Task inputs
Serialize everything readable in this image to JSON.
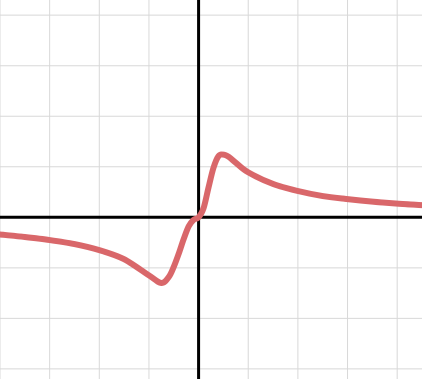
{
  "chart_data": {
    "type": "line",
    "title": "",
    "xlabel": "",
    "ylabel": "",
    "xlim": [
      -4,
      4.5
    ],
    "ylim": [
      -3.2,
      4.3
    ],
    "grid": true,
    "x_grid_step": 1,
    "y_grid_step": 1,
    "axes_visible": true,
    "tick_labels_visible": false,
    "series": [
      {
        "color": "#d9676a",
        "x": [
          -4,
          -3.5,
          -3,
          -2.5,
          -2,
          -1.5,
          -1,
          -0.75,
          -0.6,
          -0.5,
          -0.4,
          -0.3,
          -0.2,
          -0.1,
          0,
          0.1,
          0.2,
          0.3,
          0.4,
          0.5,
          0.6,
          0.75,
          1,
          1.5,
          2,
          2.5,
          3,
          3.5,
          4,
          4.5
        ],
        "y": [
          -0.34,
          -0.39,
          -0.45,
          -0.53,
          -0.65,
          -0.83,
          -1.15,
          -1.3,
          -1.18,
          -0.98,
          -0.72,
          -0.43,
          -0.18,
          -0.05,
          0.0,
          0.18,
          0.59,
          0.98,
          1.21,
          1.24,
          1.2,
          1.08,
          0.89,
          0.66,
          0.52,
          0.42,
          0.36,
          0.31,
          0.27,
          0.24
        ]
      }
    ]
  }
}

What is required
Repeat all of the records verbatim, leaving out the pictures.

Solution for this problem
Serialize everything readable in this image to JSON.
{
  "chart_data": {
    "type": "line",
    "title": "",
    "xlabel": "",
    "ylabel": "",
    "xlim": [
      -4,
      4.5
    ],
    "ylim": [
      -3.2,
      4.3
    ],
    "grid": true,
    "x_grid_step": 1,
    "y_grid_step": 1,
    "axes_visible": true,
    "tick_labels_visible": false,
    "series": [
      {
        "color": "#d9676a",
        "x": [
          -4,
          -3.5,
          -3,
          -2.5,
          -2,
          -1.5,
          -1,
          -0.75,
          -0.6,
          -0.5,
          -0.4,
          -0.3,
          -0.2,
          -0.1,
          0,
          0.1,
          0.2,
          0.3,
          0.4,
          0.5,
          0.6,
          0.75,
          1,
          1.5,
          2,
          2.5,
          3,
          3.5,
          4,
          4.5
        ],
        "y": [
          -0.34,
          -0.39,
          -0.45,
          -0.53,
          -0.65,
          -0.83,
          -1.15,
          -1.3,
          -1.18,
          -0.98,
          -0.72,
          -0.43,
          -0.18,
          -0.05,
          0.0,
          0.18,
          0.59,
          0.98,
          1.21,
          1.24,
          1.2,
          1.08,
          0.89,
          0.66,
          0.52,
          0.42,
          0.36,
          0.31,
          0.27,
          0.24
        ]
      }
    ]
  }
}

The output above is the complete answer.